[STATED TASK]:
In the material below, list every line carrying the string "thee".

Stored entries
◆ ◆ ◆

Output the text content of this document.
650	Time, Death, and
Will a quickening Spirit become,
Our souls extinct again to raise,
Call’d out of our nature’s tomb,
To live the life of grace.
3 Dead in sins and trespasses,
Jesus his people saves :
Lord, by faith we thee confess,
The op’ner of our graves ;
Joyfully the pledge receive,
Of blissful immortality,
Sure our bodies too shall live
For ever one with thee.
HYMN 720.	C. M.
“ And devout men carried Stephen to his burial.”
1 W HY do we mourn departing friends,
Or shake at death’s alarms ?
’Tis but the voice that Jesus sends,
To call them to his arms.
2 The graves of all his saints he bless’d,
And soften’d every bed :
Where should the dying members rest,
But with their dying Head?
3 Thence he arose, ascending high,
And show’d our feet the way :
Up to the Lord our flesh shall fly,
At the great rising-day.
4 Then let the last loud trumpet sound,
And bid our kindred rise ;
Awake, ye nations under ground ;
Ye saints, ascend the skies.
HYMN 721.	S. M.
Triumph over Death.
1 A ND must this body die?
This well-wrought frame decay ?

◆ ◆ ◆

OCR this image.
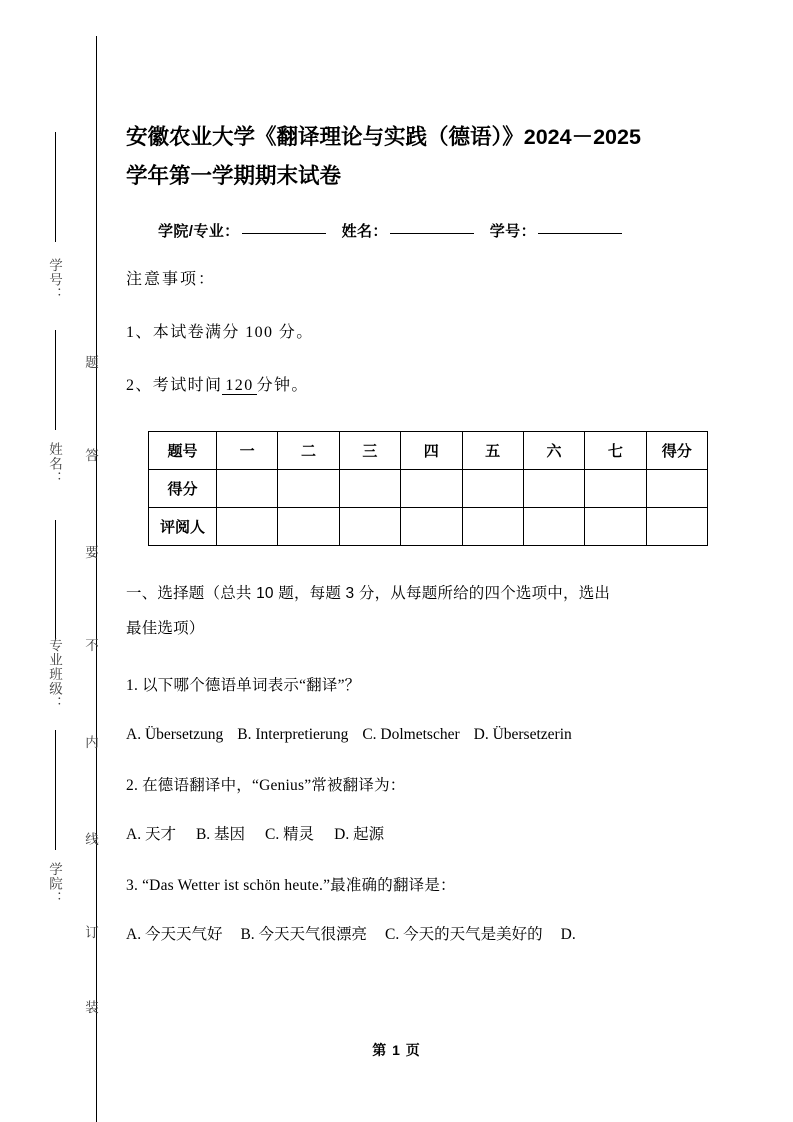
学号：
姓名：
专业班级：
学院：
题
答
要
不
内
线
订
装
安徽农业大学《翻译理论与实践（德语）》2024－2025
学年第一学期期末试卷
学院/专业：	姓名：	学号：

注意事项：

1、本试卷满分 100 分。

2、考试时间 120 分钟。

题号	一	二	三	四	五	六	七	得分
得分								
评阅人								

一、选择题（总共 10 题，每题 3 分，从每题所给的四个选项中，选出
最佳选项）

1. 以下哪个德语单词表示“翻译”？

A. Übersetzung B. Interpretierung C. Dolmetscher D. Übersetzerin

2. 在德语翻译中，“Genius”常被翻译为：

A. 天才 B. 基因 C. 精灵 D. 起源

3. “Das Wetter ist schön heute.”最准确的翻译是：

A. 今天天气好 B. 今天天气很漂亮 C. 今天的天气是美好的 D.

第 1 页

◆ ◆ ◆

[RESPONSE TO THE TASK]:
Lord, by faith we thee confess,
For ever one with thee.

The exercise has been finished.